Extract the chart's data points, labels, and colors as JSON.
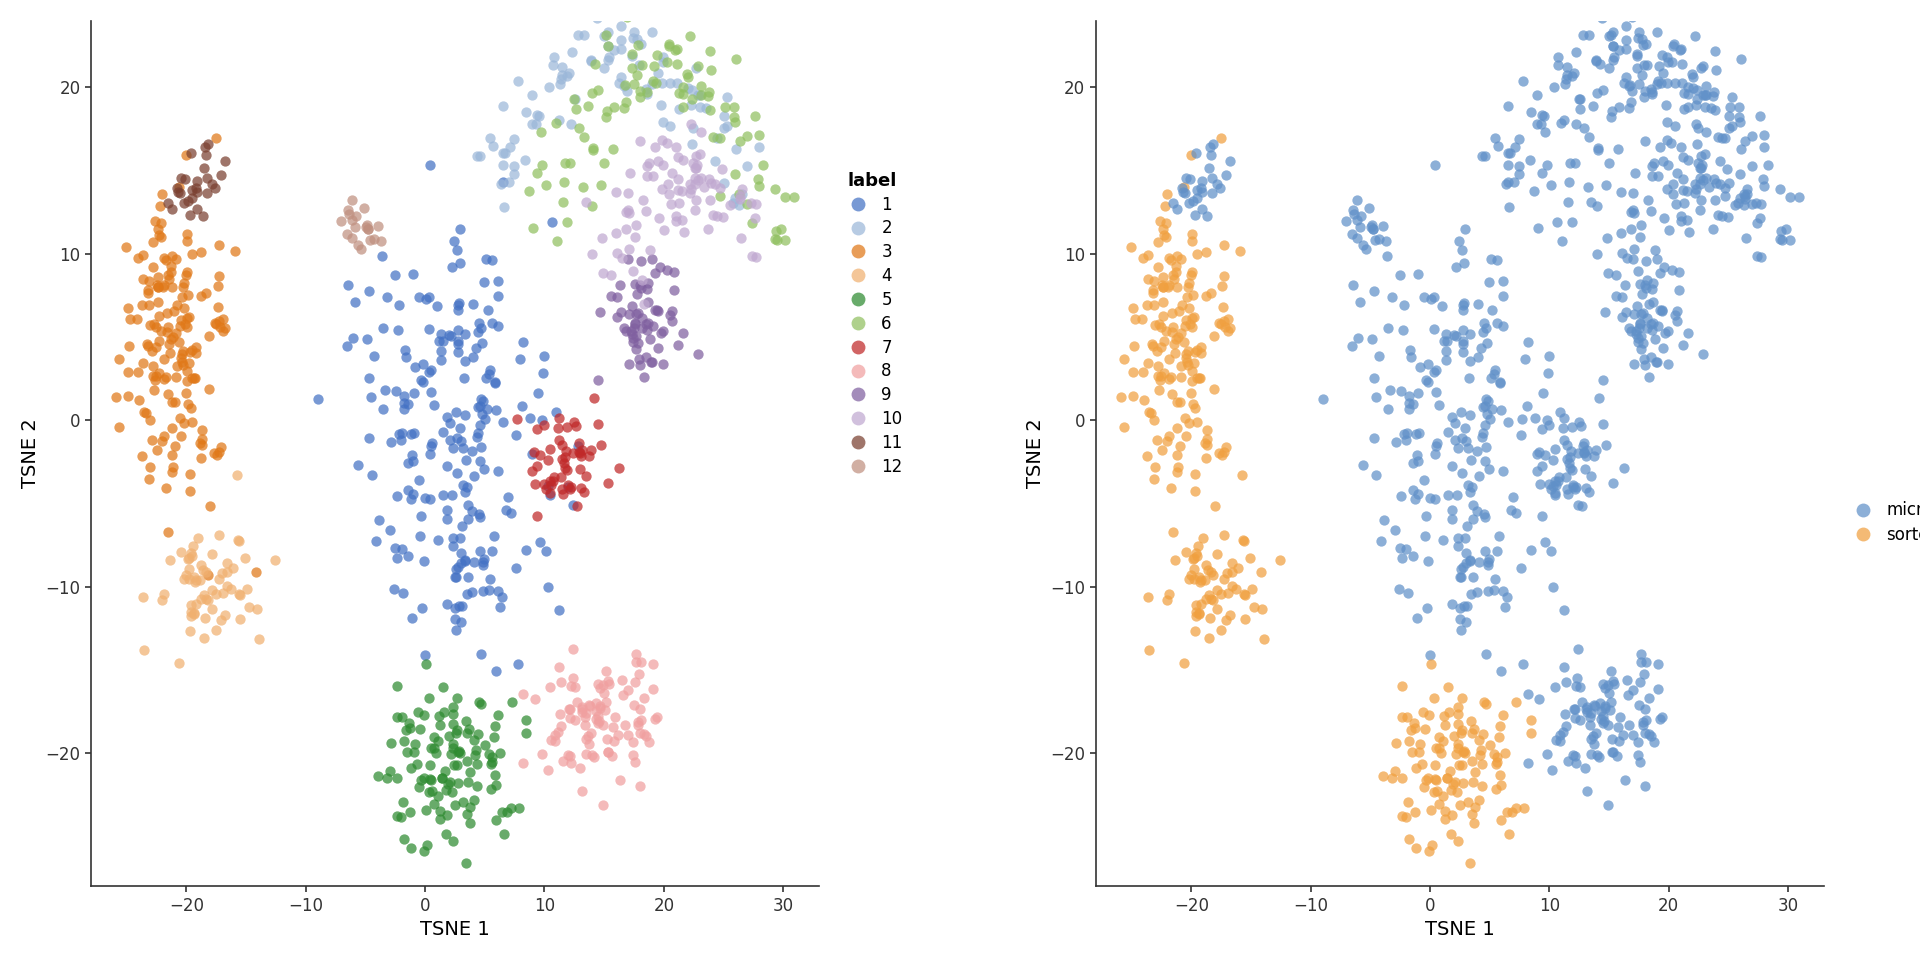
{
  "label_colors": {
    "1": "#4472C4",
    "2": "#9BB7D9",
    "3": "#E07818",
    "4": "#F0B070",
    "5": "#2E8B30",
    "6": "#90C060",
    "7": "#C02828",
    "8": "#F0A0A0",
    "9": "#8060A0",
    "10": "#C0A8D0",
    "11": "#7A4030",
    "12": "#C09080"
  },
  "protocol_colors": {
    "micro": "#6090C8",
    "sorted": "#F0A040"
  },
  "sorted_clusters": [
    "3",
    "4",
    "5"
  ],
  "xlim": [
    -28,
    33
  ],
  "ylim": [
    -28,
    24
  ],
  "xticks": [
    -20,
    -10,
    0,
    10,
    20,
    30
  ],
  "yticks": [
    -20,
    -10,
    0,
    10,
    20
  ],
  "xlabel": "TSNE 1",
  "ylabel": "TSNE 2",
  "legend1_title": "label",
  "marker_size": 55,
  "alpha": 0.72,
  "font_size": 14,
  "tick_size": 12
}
==
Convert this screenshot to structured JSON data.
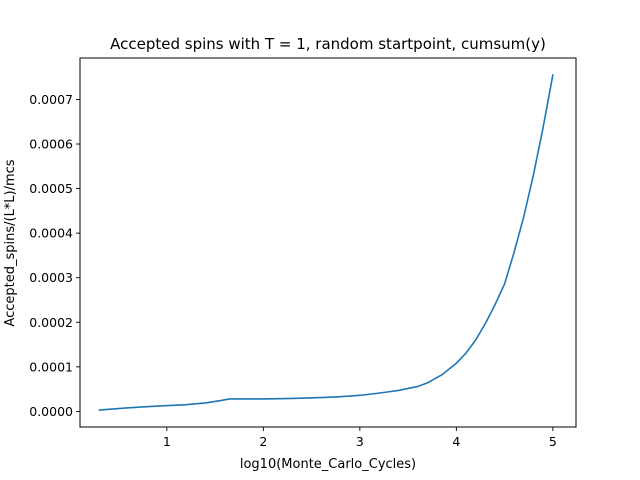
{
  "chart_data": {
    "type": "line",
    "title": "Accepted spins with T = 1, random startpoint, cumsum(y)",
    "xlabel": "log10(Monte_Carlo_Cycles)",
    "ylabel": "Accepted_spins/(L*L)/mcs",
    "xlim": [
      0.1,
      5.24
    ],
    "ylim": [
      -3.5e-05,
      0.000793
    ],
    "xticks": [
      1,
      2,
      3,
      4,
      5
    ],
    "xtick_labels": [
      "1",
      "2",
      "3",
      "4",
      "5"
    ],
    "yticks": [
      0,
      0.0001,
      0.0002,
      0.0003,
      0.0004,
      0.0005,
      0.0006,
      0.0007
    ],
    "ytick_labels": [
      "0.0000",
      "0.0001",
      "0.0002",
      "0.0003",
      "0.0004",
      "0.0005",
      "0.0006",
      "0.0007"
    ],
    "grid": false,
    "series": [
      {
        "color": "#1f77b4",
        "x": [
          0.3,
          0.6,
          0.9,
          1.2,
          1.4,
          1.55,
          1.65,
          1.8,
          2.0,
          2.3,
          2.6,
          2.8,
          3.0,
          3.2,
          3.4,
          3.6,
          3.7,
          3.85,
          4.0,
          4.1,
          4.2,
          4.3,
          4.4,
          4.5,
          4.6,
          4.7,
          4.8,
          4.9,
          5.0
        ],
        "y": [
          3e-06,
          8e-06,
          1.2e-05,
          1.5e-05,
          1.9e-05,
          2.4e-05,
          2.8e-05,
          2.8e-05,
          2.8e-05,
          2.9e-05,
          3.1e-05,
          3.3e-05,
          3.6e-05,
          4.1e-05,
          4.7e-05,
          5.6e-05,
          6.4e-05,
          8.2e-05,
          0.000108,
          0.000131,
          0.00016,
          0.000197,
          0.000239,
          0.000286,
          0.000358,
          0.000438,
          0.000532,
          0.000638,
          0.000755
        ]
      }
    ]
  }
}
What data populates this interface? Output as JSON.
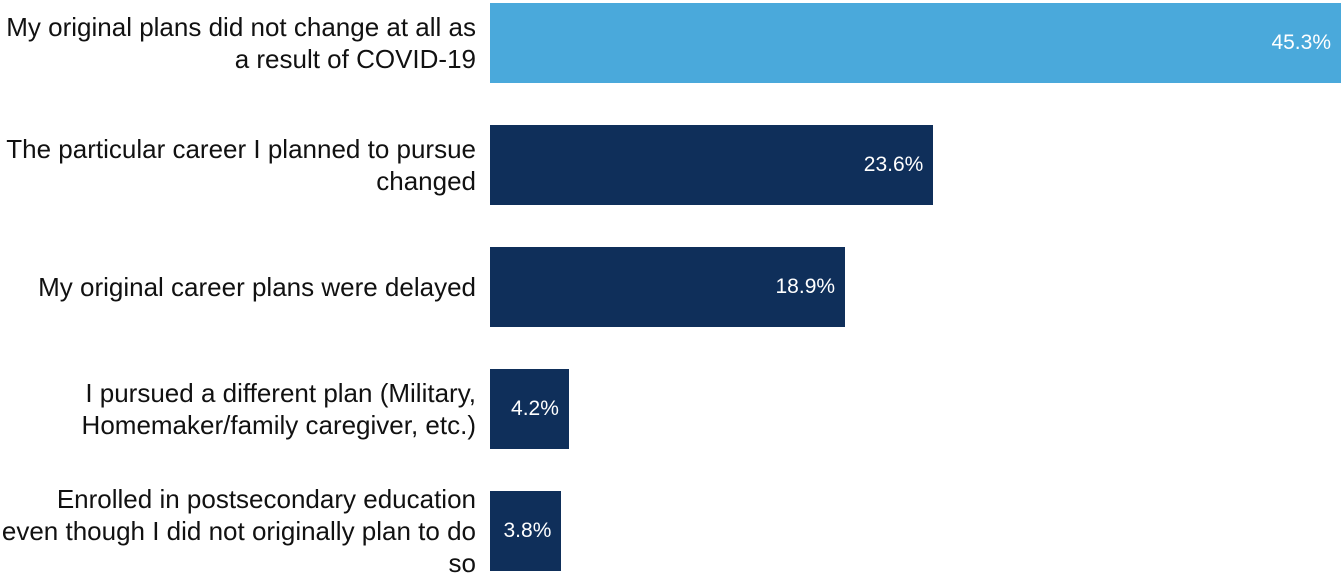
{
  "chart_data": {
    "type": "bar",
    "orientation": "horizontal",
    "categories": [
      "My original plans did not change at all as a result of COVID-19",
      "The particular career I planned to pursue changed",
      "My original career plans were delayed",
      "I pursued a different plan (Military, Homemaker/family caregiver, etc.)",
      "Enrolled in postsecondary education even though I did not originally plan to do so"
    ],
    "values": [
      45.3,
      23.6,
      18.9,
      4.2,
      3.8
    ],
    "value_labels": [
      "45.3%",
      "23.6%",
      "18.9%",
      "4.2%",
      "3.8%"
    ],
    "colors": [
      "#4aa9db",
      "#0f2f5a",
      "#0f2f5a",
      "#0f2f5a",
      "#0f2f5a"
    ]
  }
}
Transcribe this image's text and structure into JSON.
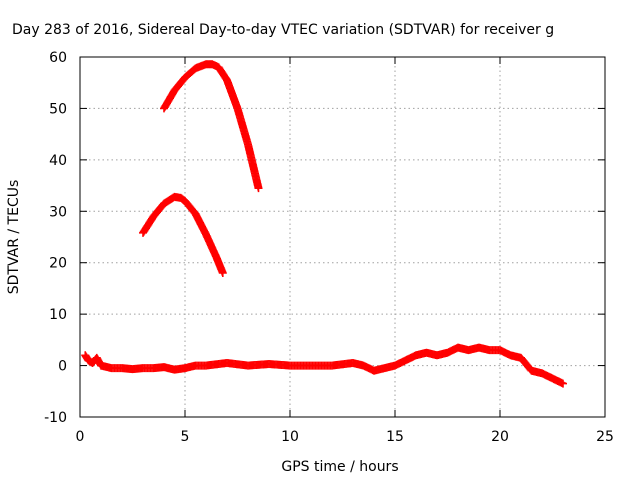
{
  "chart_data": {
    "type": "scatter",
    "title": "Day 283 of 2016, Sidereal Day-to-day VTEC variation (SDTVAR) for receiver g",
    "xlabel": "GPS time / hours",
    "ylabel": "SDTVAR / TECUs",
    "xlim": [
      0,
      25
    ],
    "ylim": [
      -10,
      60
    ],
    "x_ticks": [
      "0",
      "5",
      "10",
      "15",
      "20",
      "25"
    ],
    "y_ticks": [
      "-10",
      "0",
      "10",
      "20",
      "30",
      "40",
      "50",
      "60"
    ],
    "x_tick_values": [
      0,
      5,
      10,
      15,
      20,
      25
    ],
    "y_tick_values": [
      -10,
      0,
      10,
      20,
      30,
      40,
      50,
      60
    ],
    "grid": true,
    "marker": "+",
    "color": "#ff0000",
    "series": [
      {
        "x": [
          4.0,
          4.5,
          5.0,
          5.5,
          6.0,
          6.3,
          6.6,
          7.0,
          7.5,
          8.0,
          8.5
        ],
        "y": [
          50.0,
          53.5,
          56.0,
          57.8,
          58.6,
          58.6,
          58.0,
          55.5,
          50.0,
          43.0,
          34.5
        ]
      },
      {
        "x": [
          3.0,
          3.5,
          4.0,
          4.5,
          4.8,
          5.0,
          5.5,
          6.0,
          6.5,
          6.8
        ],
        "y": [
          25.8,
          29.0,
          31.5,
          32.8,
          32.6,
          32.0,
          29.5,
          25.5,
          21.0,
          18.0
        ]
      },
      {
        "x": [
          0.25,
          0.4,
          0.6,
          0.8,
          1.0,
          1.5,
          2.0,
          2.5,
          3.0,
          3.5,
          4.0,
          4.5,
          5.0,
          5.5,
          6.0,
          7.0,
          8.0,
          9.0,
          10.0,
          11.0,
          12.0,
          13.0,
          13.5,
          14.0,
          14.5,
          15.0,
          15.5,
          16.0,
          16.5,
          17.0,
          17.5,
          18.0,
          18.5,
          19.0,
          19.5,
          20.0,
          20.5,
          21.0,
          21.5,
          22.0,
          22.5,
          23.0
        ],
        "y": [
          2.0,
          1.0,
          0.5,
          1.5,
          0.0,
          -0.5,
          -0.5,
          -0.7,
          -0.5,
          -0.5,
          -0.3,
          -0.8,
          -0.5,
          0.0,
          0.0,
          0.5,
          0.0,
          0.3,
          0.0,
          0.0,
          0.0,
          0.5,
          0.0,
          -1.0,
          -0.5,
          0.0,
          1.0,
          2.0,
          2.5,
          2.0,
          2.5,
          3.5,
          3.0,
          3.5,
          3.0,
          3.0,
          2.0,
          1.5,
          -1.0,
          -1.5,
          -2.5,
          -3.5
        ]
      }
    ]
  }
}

Direction:
Copy out the lines that hold "career".

The result:
      "The particular career I planned to pursue changed",
      "My original career plans were delayed",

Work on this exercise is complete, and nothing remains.